CHALLENGE
In the entries below, count every line with the word "College". Return only the count.

[Figure dataset records]
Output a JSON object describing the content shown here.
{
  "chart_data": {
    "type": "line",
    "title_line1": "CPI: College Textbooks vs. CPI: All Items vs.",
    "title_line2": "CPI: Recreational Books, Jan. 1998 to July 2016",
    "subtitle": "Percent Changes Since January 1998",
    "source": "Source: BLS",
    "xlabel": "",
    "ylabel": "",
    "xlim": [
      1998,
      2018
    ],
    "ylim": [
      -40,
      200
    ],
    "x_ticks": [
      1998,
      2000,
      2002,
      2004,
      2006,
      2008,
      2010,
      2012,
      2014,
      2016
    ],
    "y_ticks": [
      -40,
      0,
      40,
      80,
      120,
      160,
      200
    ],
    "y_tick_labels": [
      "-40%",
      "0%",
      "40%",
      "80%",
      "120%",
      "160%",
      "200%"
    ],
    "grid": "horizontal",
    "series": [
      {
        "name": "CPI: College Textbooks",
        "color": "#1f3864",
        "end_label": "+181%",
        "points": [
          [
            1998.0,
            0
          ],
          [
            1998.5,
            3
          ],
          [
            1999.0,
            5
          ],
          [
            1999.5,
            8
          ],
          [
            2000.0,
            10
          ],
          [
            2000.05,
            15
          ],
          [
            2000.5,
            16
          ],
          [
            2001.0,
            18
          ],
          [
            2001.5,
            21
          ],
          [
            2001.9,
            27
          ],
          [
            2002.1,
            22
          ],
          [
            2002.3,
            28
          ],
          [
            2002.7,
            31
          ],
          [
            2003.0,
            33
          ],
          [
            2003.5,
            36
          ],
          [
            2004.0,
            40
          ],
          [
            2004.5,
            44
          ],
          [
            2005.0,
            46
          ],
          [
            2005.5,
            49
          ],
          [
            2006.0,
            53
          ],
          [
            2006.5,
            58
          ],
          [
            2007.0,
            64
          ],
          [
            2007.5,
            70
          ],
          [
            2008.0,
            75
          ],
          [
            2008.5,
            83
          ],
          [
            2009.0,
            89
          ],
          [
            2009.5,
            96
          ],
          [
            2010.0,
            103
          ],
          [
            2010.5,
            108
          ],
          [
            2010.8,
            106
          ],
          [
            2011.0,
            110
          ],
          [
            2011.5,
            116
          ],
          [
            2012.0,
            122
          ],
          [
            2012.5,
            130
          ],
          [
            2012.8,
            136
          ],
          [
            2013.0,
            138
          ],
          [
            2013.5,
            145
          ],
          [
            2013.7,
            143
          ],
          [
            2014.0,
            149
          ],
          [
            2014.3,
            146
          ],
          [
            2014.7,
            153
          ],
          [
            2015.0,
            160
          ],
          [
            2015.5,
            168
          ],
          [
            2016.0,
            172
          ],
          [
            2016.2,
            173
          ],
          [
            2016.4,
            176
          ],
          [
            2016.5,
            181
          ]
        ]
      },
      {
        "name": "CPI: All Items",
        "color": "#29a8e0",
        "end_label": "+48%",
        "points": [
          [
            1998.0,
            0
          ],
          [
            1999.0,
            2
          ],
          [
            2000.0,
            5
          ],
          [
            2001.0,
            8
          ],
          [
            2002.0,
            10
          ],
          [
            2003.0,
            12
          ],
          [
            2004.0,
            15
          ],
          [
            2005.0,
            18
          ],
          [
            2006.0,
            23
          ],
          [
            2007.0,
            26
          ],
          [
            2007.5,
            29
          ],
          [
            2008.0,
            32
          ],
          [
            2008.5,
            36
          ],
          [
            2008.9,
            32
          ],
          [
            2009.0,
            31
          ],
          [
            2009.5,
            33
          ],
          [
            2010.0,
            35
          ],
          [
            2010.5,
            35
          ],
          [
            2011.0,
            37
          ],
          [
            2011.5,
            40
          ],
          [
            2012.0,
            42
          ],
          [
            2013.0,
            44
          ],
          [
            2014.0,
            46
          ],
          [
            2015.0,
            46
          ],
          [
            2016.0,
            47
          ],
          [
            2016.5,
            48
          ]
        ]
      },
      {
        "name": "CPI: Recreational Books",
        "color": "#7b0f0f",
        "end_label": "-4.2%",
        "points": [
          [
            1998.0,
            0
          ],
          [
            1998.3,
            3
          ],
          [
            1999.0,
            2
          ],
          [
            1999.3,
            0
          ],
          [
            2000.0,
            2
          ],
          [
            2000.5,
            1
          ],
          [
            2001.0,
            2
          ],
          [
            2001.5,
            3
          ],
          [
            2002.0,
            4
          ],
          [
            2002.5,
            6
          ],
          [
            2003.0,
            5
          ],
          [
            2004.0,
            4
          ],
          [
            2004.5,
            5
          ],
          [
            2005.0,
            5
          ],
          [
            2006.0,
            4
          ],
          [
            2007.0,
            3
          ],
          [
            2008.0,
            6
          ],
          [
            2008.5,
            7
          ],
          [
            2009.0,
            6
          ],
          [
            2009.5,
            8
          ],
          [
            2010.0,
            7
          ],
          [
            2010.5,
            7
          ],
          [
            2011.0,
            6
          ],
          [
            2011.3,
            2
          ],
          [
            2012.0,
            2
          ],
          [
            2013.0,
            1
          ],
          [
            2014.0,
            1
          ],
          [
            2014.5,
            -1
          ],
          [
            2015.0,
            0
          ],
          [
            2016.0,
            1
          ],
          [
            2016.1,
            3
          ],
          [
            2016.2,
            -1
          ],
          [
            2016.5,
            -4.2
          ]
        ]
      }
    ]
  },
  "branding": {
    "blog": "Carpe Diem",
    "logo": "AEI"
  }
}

RESPONSE TO THIS EXERCISE
2